INSTRUCTION -> In full and without alteration, give the listing again.

Data items ->
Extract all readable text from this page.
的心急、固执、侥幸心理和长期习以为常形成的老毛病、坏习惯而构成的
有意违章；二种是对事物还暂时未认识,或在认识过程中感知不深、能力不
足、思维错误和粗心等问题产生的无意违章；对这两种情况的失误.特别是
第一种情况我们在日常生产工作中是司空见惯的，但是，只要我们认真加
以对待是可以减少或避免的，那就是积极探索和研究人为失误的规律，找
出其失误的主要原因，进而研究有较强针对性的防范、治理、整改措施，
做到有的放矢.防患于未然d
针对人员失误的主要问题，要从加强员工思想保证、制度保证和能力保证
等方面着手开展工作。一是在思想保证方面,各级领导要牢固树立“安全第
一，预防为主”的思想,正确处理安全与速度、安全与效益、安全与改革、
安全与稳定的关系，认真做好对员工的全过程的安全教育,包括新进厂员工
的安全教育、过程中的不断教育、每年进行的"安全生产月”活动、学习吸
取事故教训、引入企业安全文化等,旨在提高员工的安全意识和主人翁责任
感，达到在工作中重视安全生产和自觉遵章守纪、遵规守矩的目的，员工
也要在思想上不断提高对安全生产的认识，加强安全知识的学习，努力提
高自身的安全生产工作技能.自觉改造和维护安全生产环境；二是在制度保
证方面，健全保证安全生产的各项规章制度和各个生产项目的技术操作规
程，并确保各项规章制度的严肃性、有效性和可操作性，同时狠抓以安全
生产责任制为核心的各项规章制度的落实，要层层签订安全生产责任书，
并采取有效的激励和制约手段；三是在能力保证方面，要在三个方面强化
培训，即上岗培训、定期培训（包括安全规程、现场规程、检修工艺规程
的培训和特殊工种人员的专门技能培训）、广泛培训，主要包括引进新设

OUTPUT BELOW ->
Extract all readable text from this page.
的心急、固执、侥幸心理和长期习以为常形成的老毛病、坏习惯而构成的
有意违章；二种是对事物还暂时未认识,或在认识过程中感知不深、能力不
足、思维错误和粗心等问题产生的无意违章；对这两种情况的失误.特别是
第一种情况我们在日常生产工作中是司空见惯的，但是，只要我们认真加
以对待是可以减少或避免的，那就是积极探索和研究人为失误的规律，找
出其失误的主要原因，进而研究有较强针对性的防范、治理、整改措施，
做到有的放矢.防患于未然d
针对人员失误的主要问题，要从加强员工思想保证、制度保证和能力保证
等方面着手开展工作。一是在思想保证方面,各级领导要牢固树立“安全第
一，预防为主”的思想,正确处理安全与速度、安全与效益、安全与改革、
安全与稳定的关系，认真做好对员工的全过程的安全教育,包括新进厂员工
的安全教育、过程中的不断教育、每年进行的"安全生产月”活动、学习吸
取事故教训、引入企业安全文化等,旨在提高员工的安全意识和主人翁责任
感，达到在工作中重视安全生产和自觉遵章守纪、遵规守矩的目的，员工
也要在思想上不断提高对安全生产的认识，加强安全知识的学习，努力提
高自身的安全生产工作技能.自觉改造和维护安全生产环境；二是在制度保
证方面，健全保证安全生产的各项规章制度和各个生产项目的技术操作规
程，并确保各项规章制度的严肃性、有效性和可操作性，同时狠抓以安全
生产责任制为核心的各项规章制度的落实，要层层签订安全生产责任书，
并采取有效的激励和制约手段；三是在能力保证方面，要在三个方面强化
培训，即上岗培训、定期培训（包括安全规程、现场规程、检修工艺规程
的培训和特殊工种人员的专门技能培训）、广泛培训，主要包括引进新设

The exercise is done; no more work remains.